Your instructions:
Work through the listing below and count the lines that hold "아르플래닛". Answer with the number alone.

Entries shown:
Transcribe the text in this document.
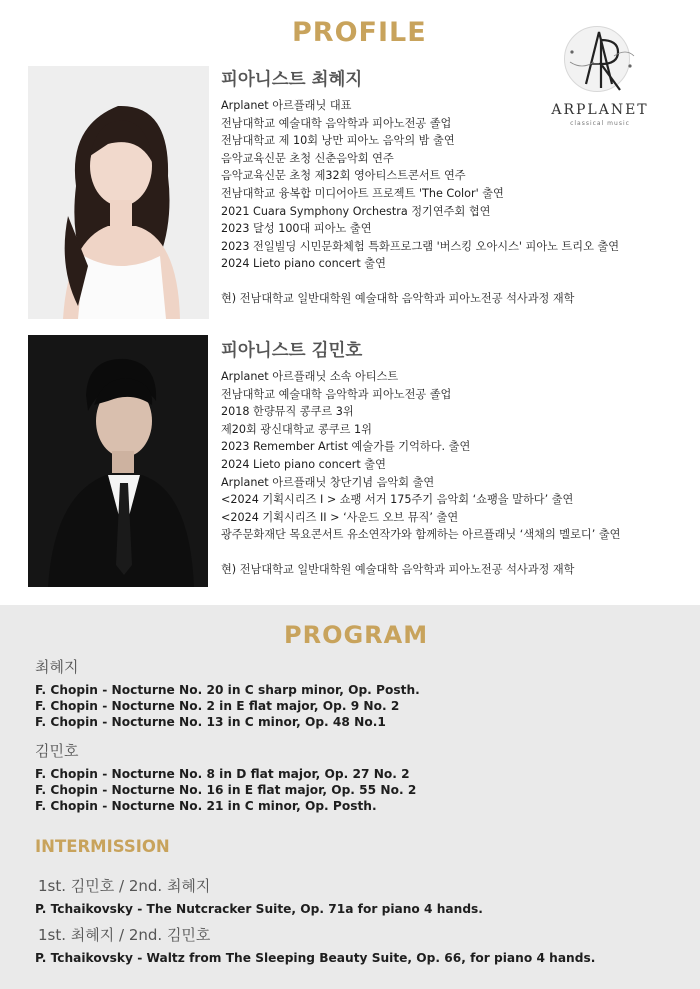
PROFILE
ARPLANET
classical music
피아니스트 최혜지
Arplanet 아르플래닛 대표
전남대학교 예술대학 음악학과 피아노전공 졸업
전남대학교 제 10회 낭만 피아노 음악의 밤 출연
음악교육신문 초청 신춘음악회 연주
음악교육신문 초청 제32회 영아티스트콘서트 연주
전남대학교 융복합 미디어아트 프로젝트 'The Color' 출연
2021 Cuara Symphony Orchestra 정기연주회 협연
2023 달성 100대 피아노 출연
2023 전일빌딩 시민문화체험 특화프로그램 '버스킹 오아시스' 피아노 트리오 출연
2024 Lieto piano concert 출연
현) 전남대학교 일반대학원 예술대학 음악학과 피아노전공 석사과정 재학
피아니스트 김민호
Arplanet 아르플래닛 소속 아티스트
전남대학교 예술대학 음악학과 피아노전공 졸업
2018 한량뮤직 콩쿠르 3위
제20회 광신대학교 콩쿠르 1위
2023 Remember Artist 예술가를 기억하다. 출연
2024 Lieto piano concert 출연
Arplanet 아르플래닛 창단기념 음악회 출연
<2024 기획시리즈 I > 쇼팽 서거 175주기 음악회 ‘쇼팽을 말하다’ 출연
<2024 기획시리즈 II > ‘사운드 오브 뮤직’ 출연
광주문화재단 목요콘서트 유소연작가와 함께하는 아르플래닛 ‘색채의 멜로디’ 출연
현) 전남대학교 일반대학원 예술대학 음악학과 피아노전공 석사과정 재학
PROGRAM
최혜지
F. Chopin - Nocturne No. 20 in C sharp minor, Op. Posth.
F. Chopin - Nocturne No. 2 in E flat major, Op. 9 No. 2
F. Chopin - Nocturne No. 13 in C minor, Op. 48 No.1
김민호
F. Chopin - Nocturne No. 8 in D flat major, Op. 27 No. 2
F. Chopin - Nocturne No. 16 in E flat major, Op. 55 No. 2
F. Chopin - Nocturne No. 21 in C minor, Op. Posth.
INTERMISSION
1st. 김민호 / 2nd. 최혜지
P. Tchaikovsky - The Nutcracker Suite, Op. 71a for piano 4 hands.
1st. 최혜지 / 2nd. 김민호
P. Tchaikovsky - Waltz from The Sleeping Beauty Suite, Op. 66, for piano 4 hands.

==

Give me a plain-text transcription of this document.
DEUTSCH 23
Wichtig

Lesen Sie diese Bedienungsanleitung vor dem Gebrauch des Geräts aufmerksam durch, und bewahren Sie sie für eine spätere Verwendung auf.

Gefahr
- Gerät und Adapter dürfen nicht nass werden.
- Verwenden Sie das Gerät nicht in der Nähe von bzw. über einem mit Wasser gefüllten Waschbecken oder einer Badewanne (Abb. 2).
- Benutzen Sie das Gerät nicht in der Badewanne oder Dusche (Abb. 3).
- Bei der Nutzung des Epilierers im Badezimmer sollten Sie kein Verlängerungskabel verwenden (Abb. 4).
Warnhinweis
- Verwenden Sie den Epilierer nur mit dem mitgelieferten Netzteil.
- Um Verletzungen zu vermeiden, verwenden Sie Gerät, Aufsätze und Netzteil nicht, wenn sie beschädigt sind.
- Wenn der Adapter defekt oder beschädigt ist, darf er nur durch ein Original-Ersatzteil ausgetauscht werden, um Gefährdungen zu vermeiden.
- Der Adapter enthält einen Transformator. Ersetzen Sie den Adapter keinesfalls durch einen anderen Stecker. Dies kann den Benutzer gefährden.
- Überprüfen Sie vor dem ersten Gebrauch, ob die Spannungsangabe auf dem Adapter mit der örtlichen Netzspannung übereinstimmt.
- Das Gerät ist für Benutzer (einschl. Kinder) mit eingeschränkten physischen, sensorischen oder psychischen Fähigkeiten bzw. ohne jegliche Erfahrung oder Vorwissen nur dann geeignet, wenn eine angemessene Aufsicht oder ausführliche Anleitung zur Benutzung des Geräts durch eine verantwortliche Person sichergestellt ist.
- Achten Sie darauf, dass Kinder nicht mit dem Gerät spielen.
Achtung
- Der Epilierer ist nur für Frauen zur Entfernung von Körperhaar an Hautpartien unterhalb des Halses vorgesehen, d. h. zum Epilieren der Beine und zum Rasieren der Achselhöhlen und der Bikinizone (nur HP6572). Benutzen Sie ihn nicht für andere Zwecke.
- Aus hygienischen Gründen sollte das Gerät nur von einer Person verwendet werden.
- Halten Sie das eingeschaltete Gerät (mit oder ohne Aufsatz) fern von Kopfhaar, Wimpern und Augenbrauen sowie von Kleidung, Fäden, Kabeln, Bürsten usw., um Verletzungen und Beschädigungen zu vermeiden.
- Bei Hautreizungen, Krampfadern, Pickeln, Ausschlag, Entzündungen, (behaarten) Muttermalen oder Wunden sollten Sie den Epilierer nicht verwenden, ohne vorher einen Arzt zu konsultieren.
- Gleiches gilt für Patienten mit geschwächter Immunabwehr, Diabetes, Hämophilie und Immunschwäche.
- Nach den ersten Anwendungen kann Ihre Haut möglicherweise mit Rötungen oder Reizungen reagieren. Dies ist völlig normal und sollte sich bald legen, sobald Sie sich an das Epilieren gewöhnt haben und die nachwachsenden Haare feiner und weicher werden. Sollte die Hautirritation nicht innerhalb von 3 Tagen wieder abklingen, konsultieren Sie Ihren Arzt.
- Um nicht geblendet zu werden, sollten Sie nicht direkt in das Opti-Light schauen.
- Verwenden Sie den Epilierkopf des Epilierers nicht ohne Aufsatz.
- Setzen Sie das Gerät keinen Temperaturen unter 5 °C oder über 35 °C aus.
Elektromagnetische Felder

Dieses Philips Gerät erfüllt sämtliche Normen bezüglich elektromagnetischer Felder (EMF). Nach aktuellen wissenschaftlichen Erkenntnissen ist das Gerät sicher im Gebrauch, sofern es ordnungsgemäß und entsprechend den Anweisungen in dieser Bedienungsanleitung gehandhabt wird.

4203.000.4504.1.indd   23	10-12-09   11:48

Solution to the exercise:
4